- [EXERCISE]: Skip the pictures. Reproduce all other material exactly.

- [Some records]:
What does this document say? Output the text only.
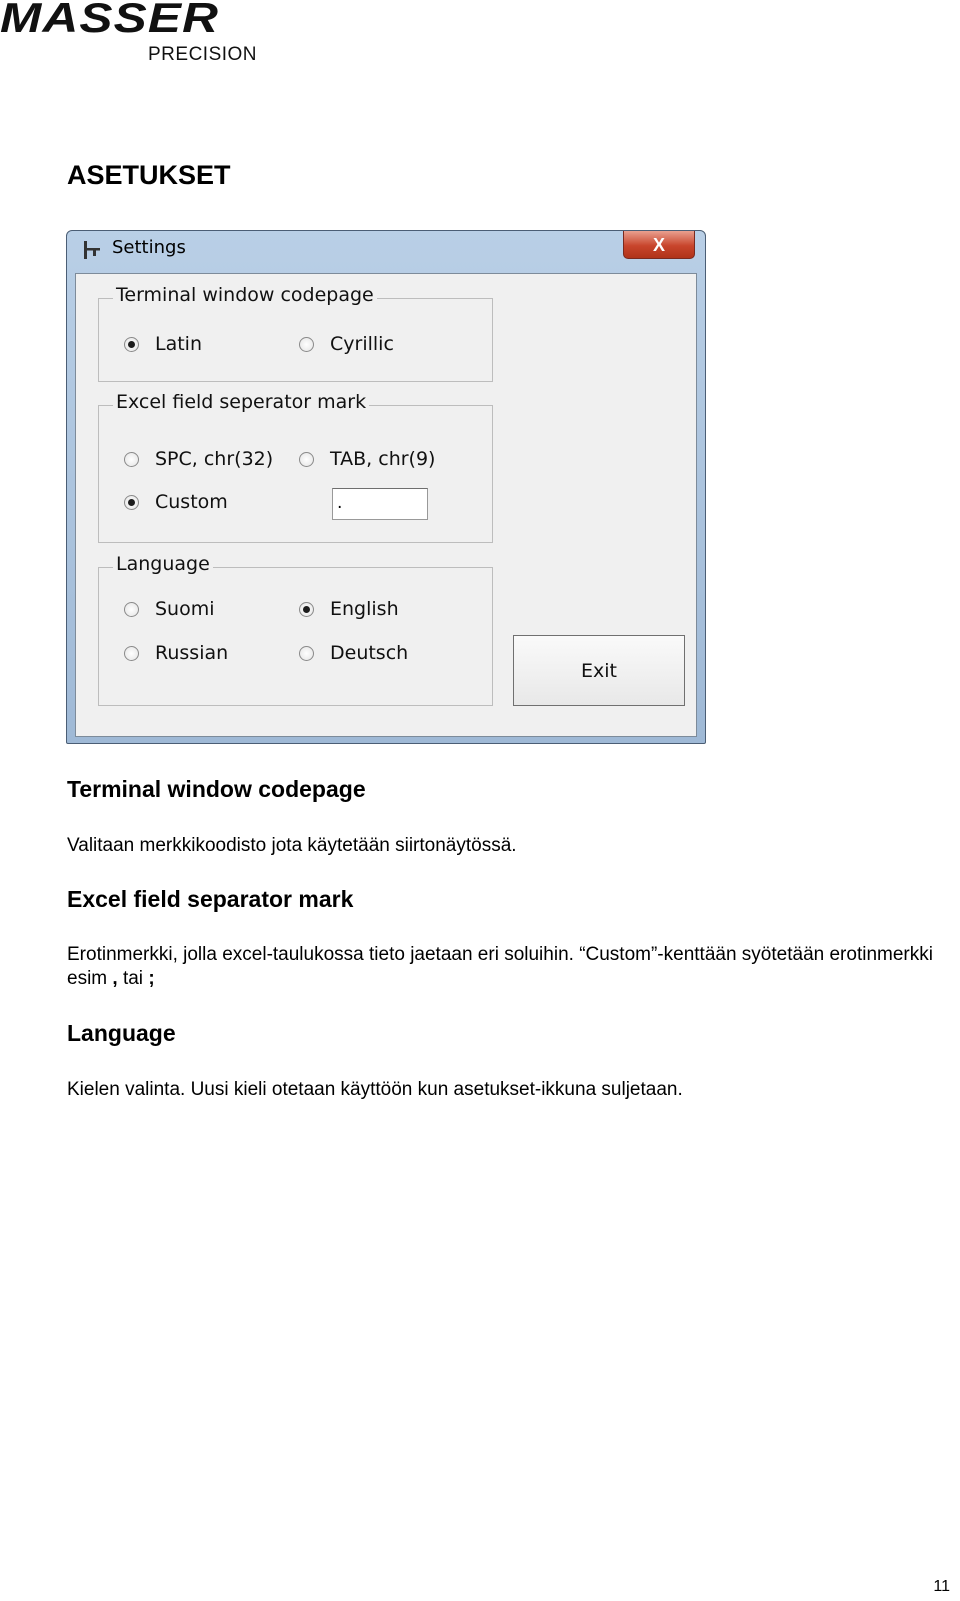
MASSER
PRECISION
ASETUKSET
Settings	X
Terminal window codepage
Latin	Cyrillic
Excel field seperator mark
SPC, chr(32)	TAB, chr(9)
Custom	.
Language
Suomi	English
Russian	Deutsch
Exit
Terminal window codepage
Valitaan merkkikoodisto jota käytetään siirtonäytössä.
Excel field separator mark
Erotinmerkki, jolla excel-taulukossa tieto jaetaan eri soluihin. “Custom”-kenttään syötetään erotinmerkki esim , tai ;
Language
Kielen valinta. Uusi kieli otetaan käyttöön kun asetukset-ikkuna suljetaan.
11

- [SOLUTION TO THIS PROBLEM]:
What does this document say? Output the text only.
MASSER
PRECISION
ASETUKSET
Settings	X
Terminal window codepage
Latin	Cyrillic
Excel field seperator mark
SPC, chr(32)	TAB, chr(9)
Custom	.
Language
Suomi	English
Russian	Deutsch
Exit
Terminal window codepage
Valitaan merkkikoodisto jota käytetään siirtonäytössä.
Excel field separator mark
Erotinmerkki, jolla excel-taulukossa tieto jaetaan eri soluihin. “Custom”-kenttään syötetään erotinmerkki esim , tai ;
Language
Kielen valinta. Uusi kieli otetaan käyttöön kun asetukset-ikkuna suljetaan.
11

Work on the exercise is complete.